• DATA ENTRIES:
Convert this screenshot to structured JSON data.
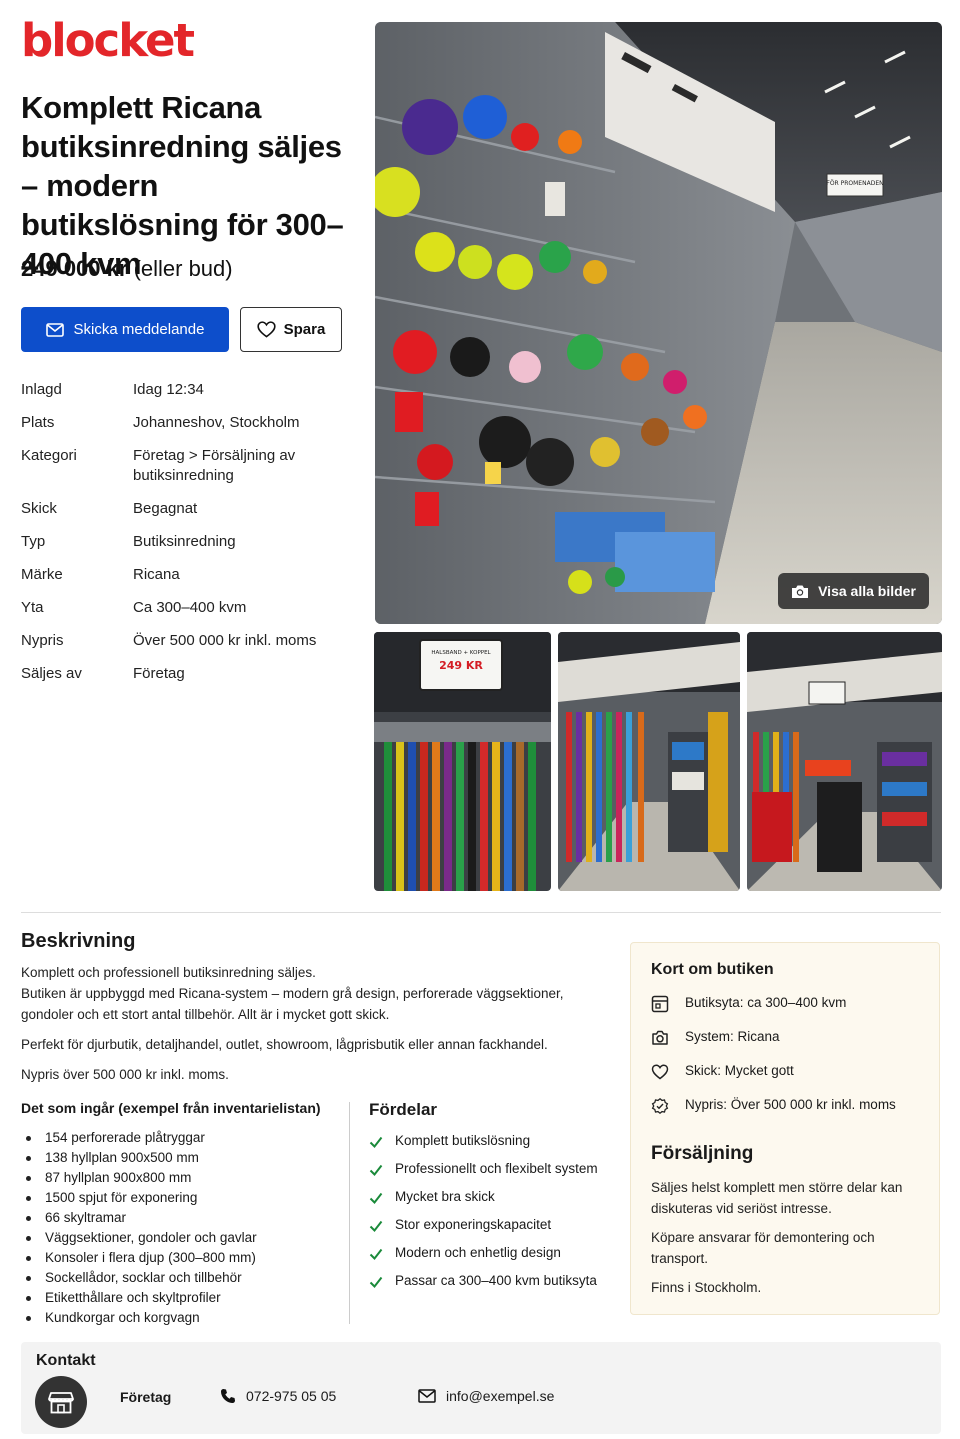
{
  "brand": {
    "logo": "blocket"
  },
  "listing": {
    "title": "Komplett Ricana butiksinredning säljes – modern butikslösning för 300–400 kvm",
    "price": "249 000 kr",
    "price_suffix": "(eller bud)"
  },
  "actions": {
    "message_label": "Skicka meddelande",
    "save_label": "Spara"
  },
  "details": [
    {
      "label": "Inlagd",
      "value": "Idag 12:34"
    },
    {
      "label": "Plats",
      "value": "Johanneshov, Stockholm"
    },
    {
      "label": "Kategori",
      "value": "Företag > Försäljning av butiksinredning"
    },
    {
      "label": "Skick",
      "value": "Begagnat"
    },
    {
      "label": "Typ",
      "value": "Butiksinredning"
    },
    {
      "label": "Märke",
      "value": "Ricana"
    },
    {
      "label": "Yta",
      "value": "Ca 300–400 kvm"
    },
    {
      "label": "Nypris",
      "value": "Över 500 000 kr inkl. moms"
    },
    {
      "label": "Säljes av",
      "value": "Företag"
    }
  ],
  "gallery": {
    "show_all_label": "Visa alla bilder",
    "main_sign": "FÖR PROMENADEN",
    "thumb_sign_top": "HALSBAND + KOPPEL",
    "thumb_sign_price": "249 KR"
  },
  "description": {
    "heading": "Beskrivning",
    "paragraphs": [
      "Komplett och professionell butiksinredning säljes.\nButiken är uppbyggd med Ricana-system – modern grå design, perforerade väggsektioner, gondoler och ett stort antal tillbehör. Allt är i mycket gott skick.",
      "Perfekt för djurbutik, detaljhandel, outlet, showroom, lågprisbutik eller annan fackhandel.",
      "Nypris över 500 000 kr inkl. moms."
    ]
  },
  "included": {
    "heading": "Det som ingår (exempel från inventarielistan)",
    "items": [
      "154 perforerade plåtryggar",
      "138 hyllplan 900x500 mm",
      "87 hyllplan 900x800 mm",
      "1500 spjut för exponering",
      "66 skyltramar",
      "Väggsektioner, gondoler och gavlar",
      "Konsoler i flera djup (300–800 mm)",
      "Sockellådor, socklar och tillbehör",
      "Etiketthållare och skyltprofiler",
      "Kundkorgar och korgvagn"
    ]
  },
  "advantages": {
    "heading": "Fördelar",
    "items": [
      "Komplett butikslösning",
      "Professionellt och flexibelt system",
      "Mycket bra skick",
      "Stor exponeringskapacitet",
      "Modern och enhetlig design",
      "Passar ca 300–400 kvm butiksyta"
    ]
  },
  "summary": {
    "heading": "Kort om butiken",
    "items": [
      {
        "icon": "floorplan-icon",
        "text": "Butiksyta: ca 300–400 kvm"
      },
      {
        "icon": "camera-icon",
        "text": "System: Ricana"
      },
      {
        "icon": "heart-icon",
        "text": "Skick: Mycket gott"
      },
      {
        "icon": "price-tag-icon",
        "text": "Nypris: Över 500 000 kr inkl. moms"
      }
    ]
  },
  "sale": {
    "heading": "Försäljning",
    "paragraphs": [
      "Säljes helst komplett men större delar kan diskuteras vid seriöst intresse.",
      "Köpare ansvarar för demontering och transport.",
      "Finns i Stockholm."
    ]
  },
  "contact": {
    "heading": "Kontakt",
    "company": "Företag",
    "phone": "072-975 05 05",
    "email": "info@exempel.se"
  },
  "colors": {
    "brand_red": "#e3262a",
    "primary_blue": "#0d4ecb",
    "check_green": "#1a8a3a",
    "card_bg": "#fdf9ef"
  }
}
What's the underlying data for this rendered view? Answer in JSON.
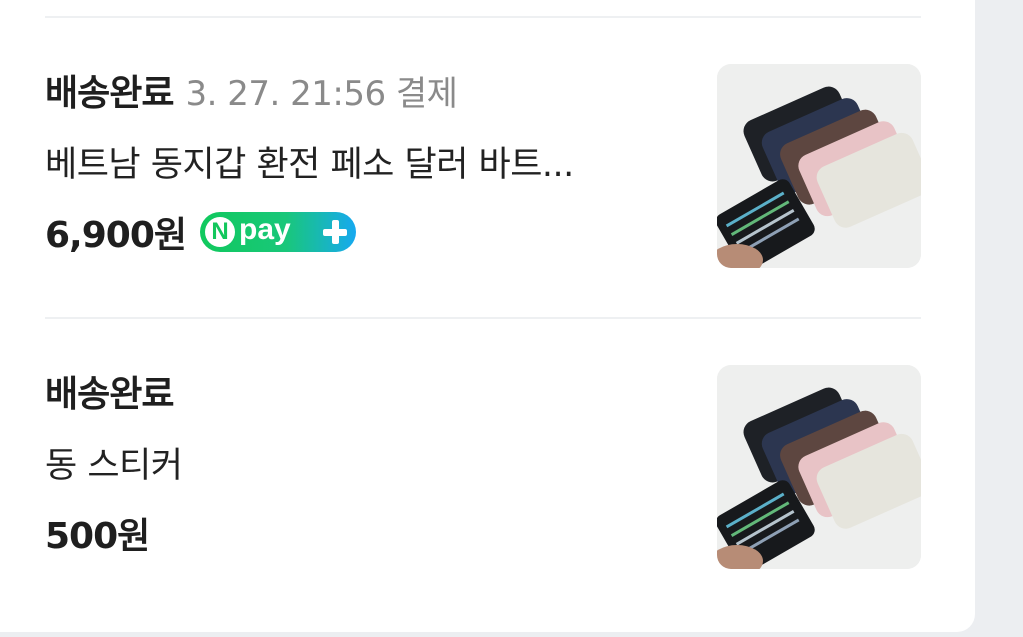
{
  "orders": [
    {
      "status": "배송완료",
      "date": "3. 27. 21:56 결제",
      "title": "베트남 동지갑 환전 페소 달러 바트...",
      "price": "6,900원",
      "badge": {
        "brand_letter": "N",
        "text": "pay"
      },
      "thumbnail_icon": "wallet-product-photo"
    },
    {
      "status": "배송완료",
      "date": "",
      "title": "동 스티커",
      "price": "500원",
      "thumbnail_icon": "wallet-product-photo"
    }
  ],
  "colors": {
    "status_text": "#1f1f1f",
    "date_text": "#8a8a8a",
    "npay_green": "#10c95d",
    "npay_blue": "#17a9f0",
    "page_background": "#eceef1",
    "card_background": "#ffffff"
  }
}
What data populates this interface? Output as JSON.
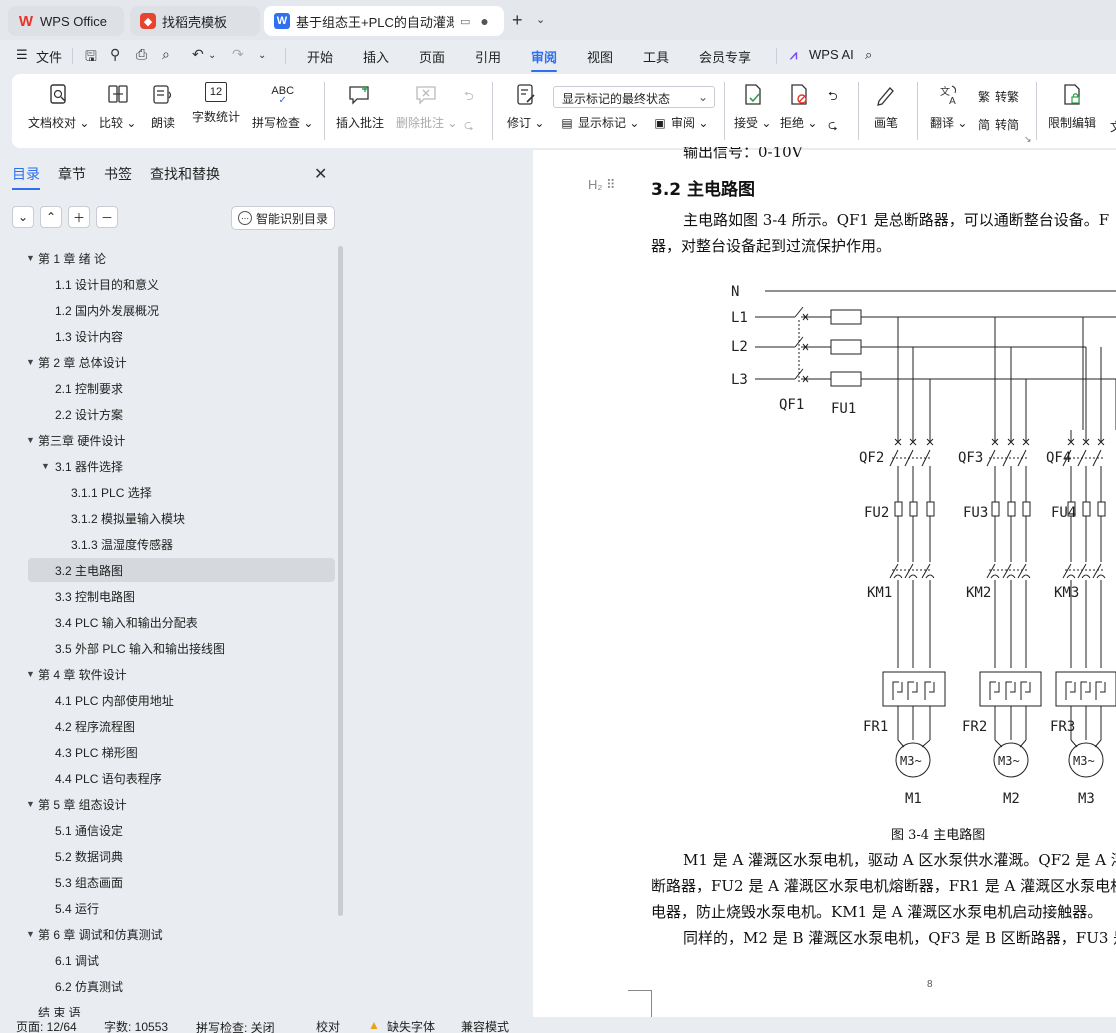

• SET TASK: Gather each line in the entries above where the string "tillbehör" is found.

• REPLY:
      "Komplett och professionell butiksinredning säljes.\nButiken är uppbyggd med Ricana-system – modern grå design, perforerade väggsektioner, gondoler och ett stort antal tillbehör. Allt är i mycket gott skick.",
      "Sockellådor, socklar och tillbehör",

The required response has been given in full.